BEGIN INPUT DATA

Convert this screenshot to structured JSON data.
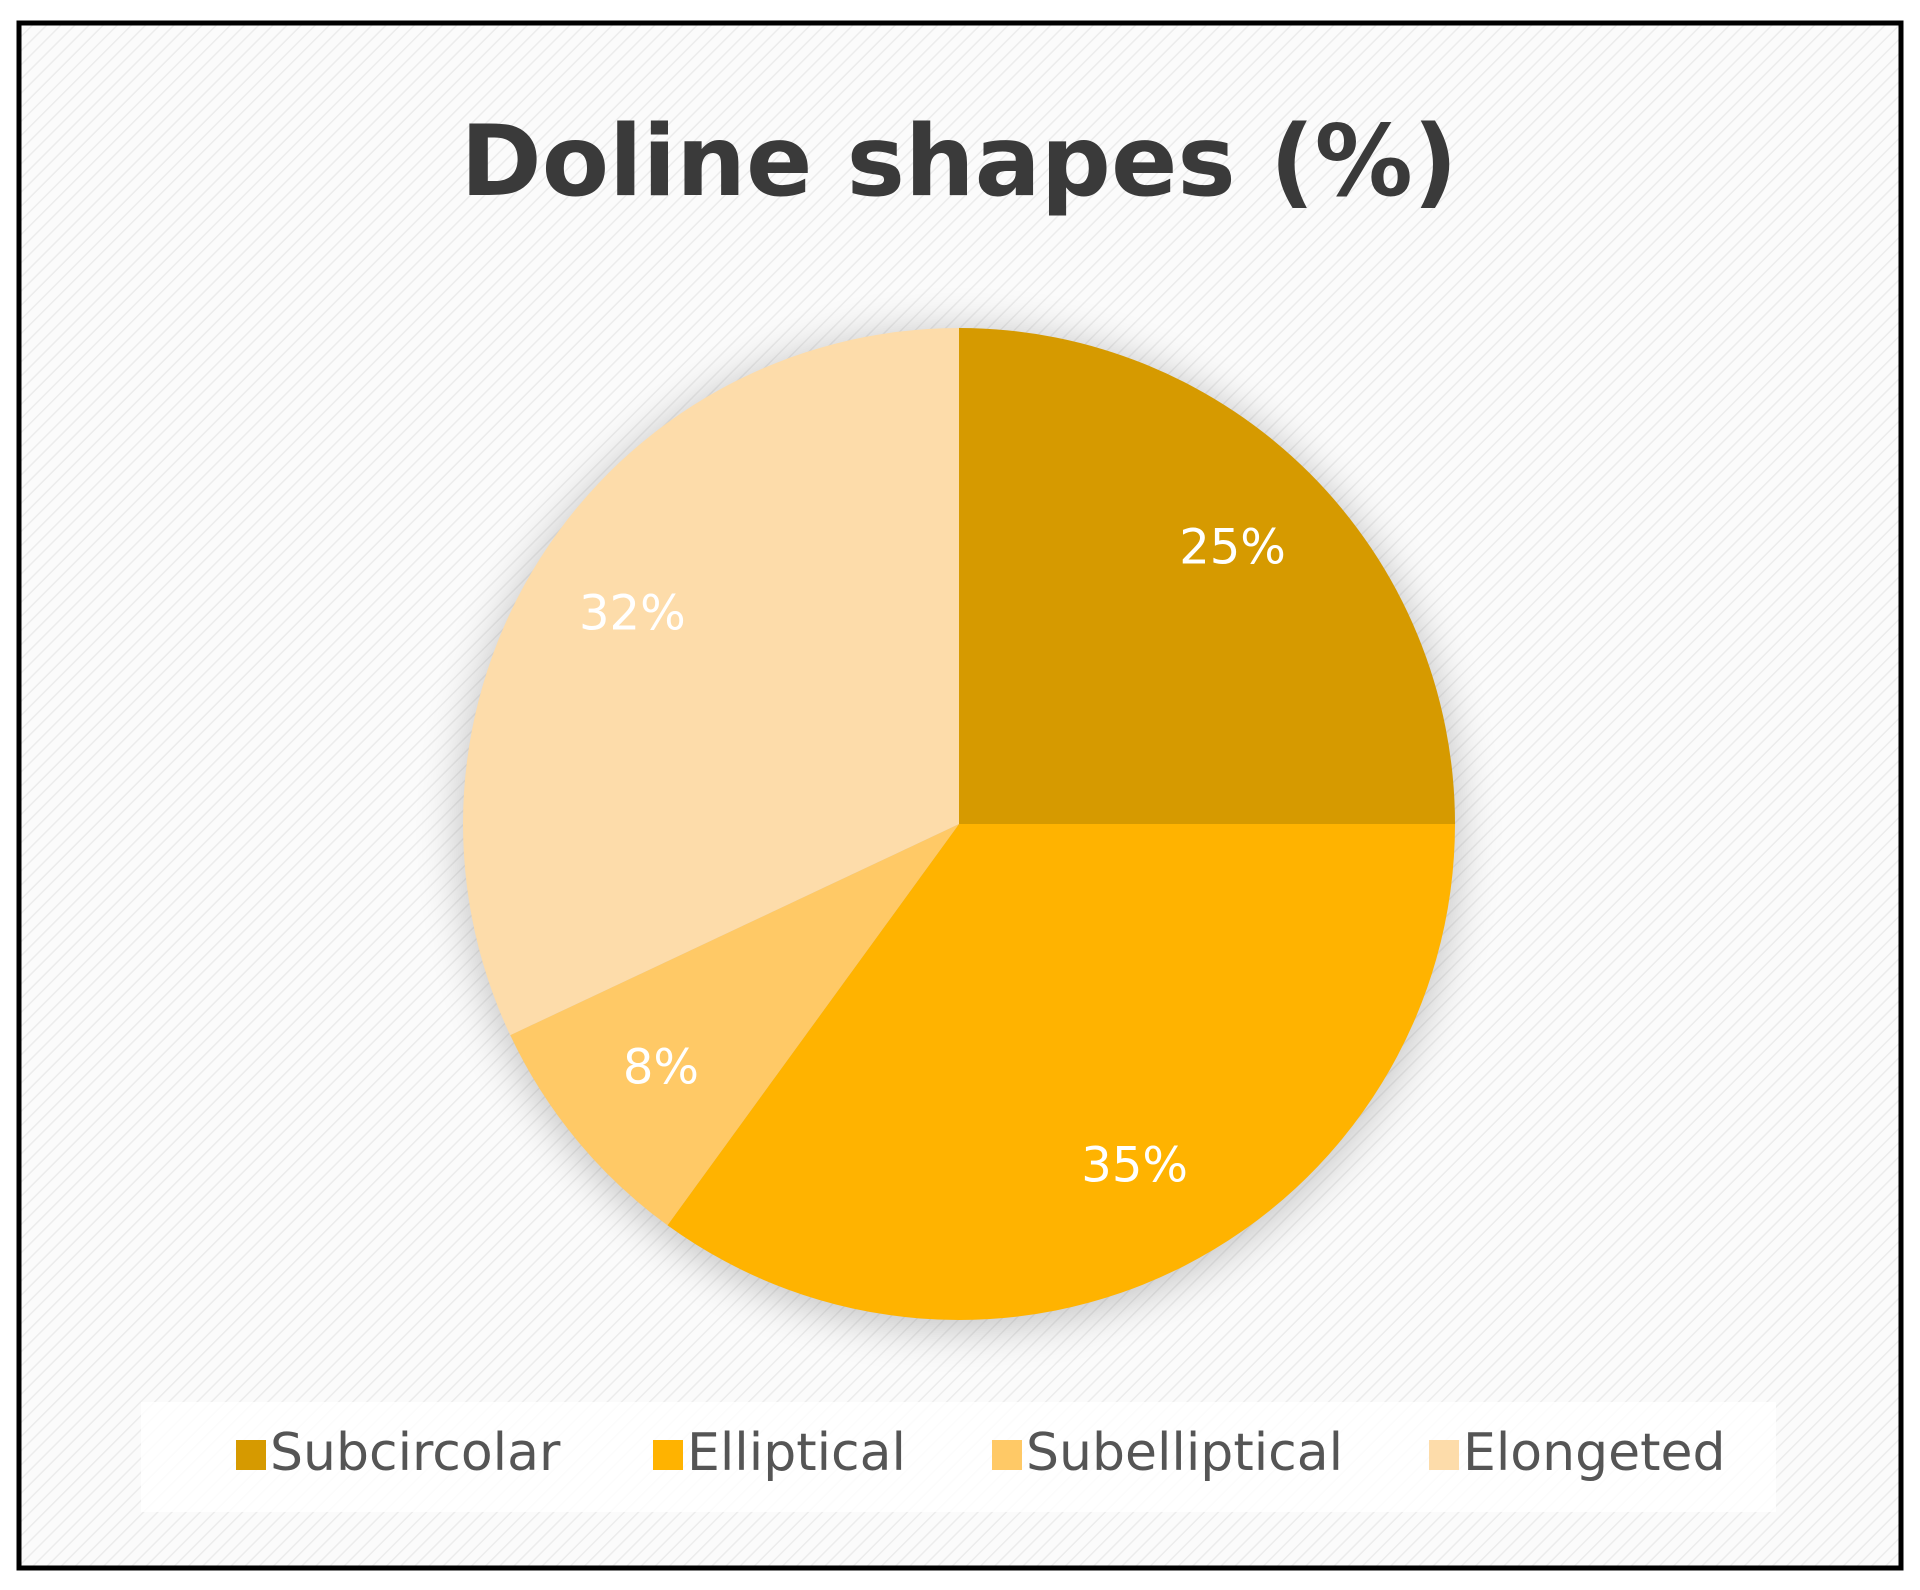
{
  "chart_data": {
    "type": "pie",
    "title": "Doline shapes (%)",
    "categories": [
      "Subcircolar",
      "Elliptical",
      "Subelliptical",
      "Elongeted"
    ],
    "values": [
      25,
      35,
      8,
      32
    ],
    "value_labels": [
      "25%",
      "35%",
      "8%",
      "32%"
    ],
    "colors": [
      "#d69a00",
      "#ffb300",
      "#ffc966",
      "#fddcaa"
    ],
    "legend": "bottom"
  }
}
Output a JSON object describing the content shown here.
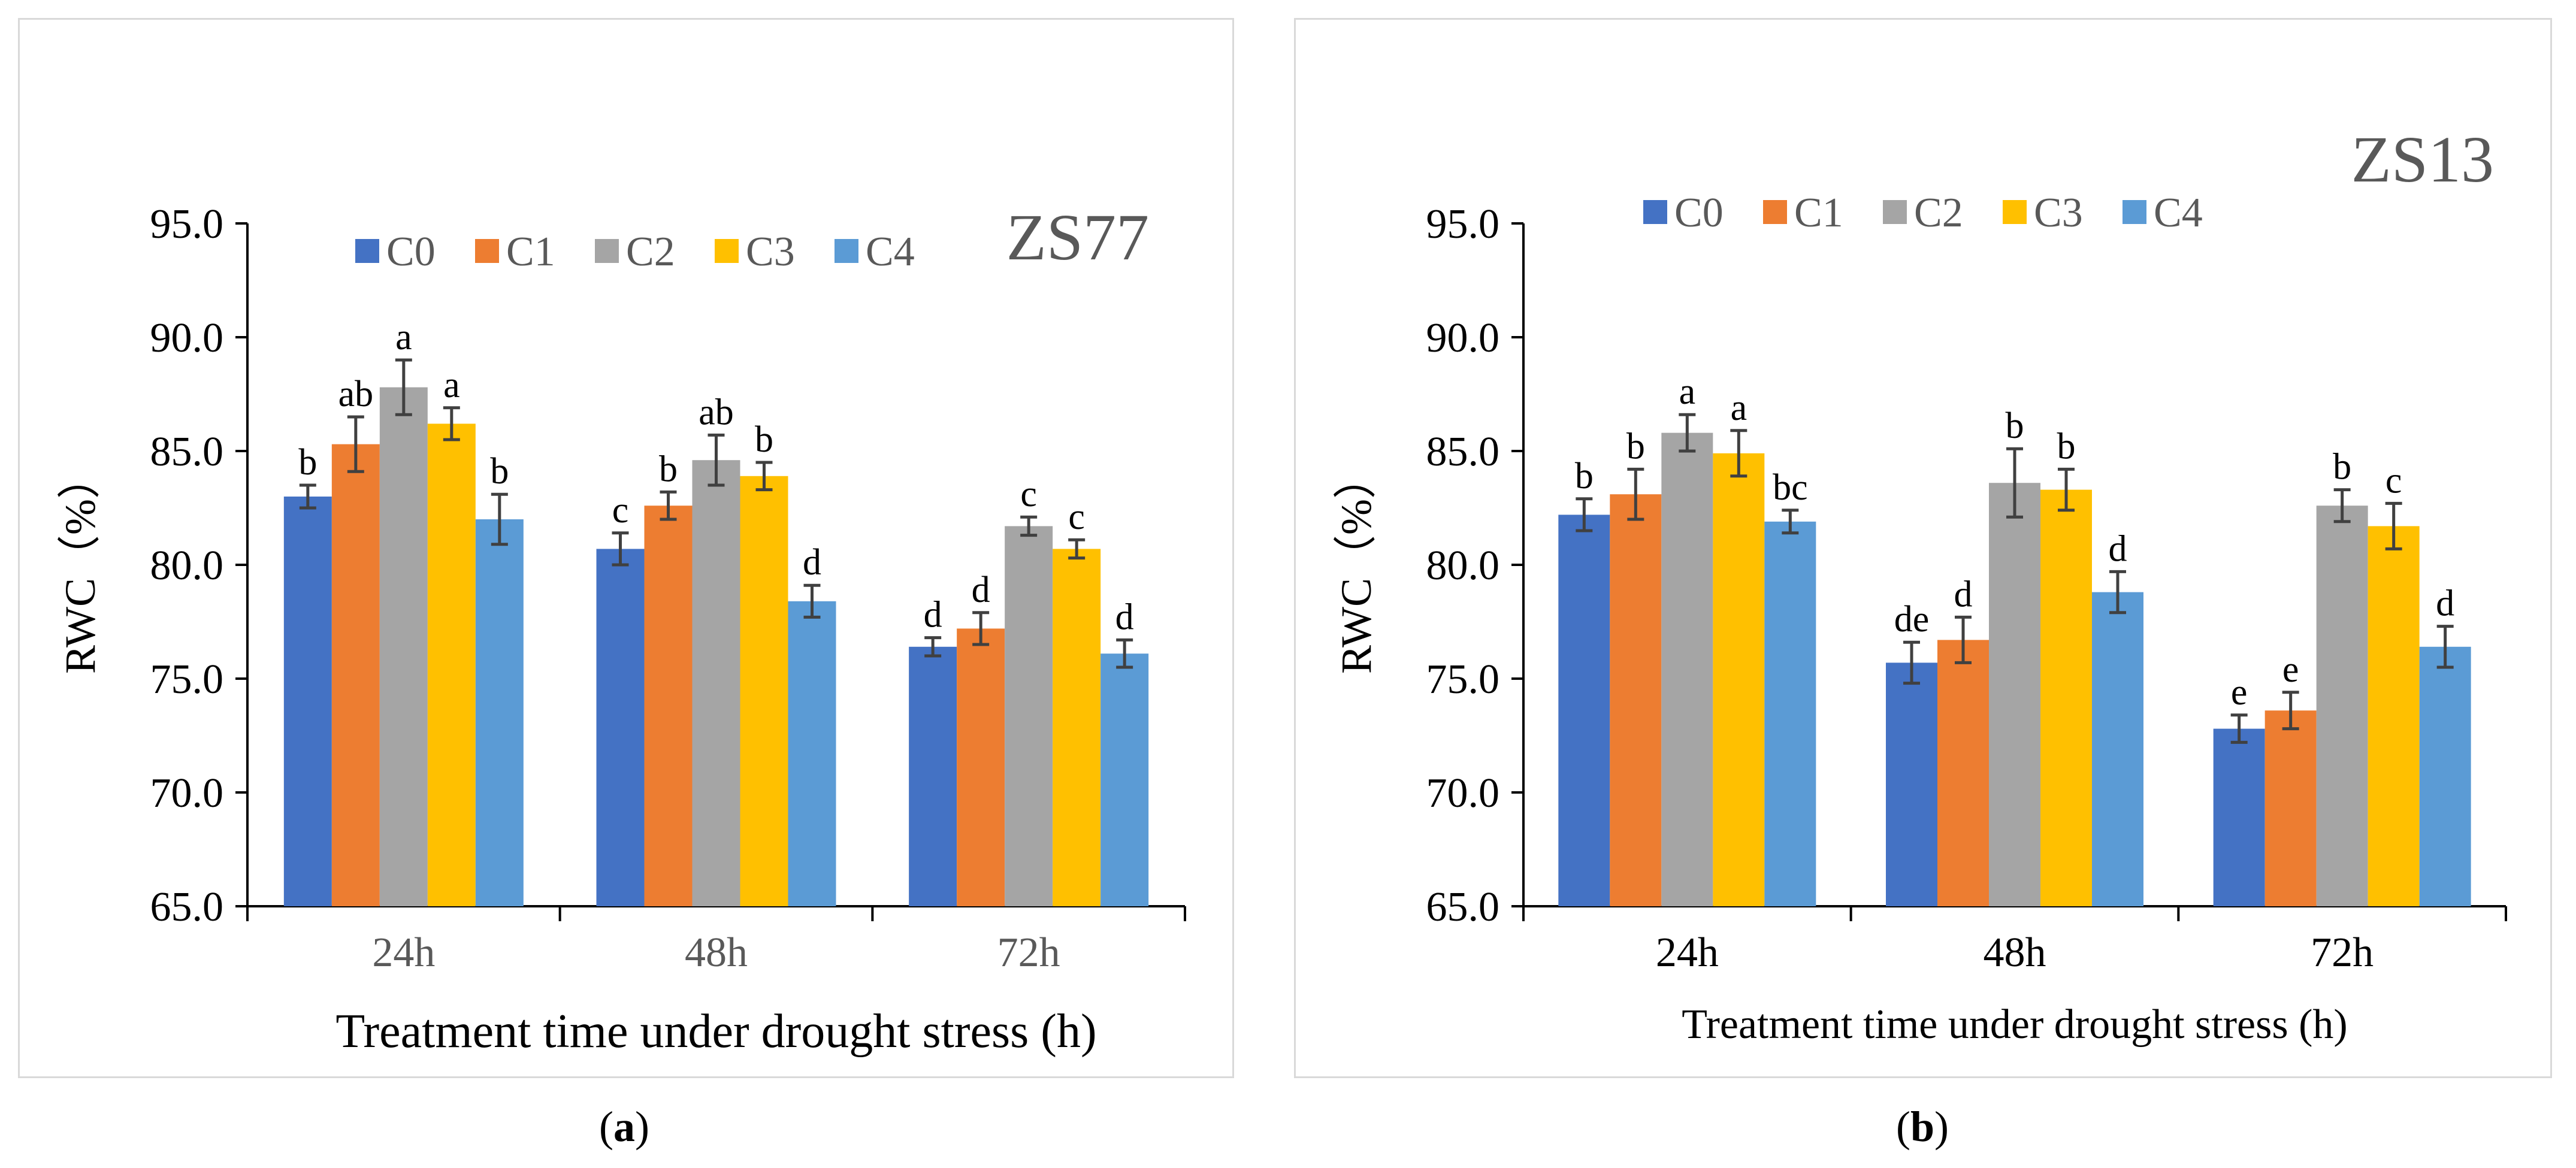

END INPUT DATA

## [GIVEN INSTRUCTION]
Every line is to be duplicated exactly, though pictures stay out.

## [COMPLETED EXERCISE]
Convert this screenshot to structured JSON data.
{
  "chart_data": {
    "type": "pie",
    "title": "Doline shapes (%)",
    "categories": [
      "Subcircolar",
      "Elliptical",
      "Subelliptical",
      "Elongeted"
    ],
    "values": [
      25,
      35,
      8,
      32
    ],
    "value_labels": [
      "25%",
      "35%",
      "8%",
      "32%"
    ],
    "colors": [
      "#d69a00",
      "#ffb300",
      "#ffc966",
      "#fddcaa"
    ],
    "legend": "bottom"
  }
}
Output a JSON object describing the content shown here.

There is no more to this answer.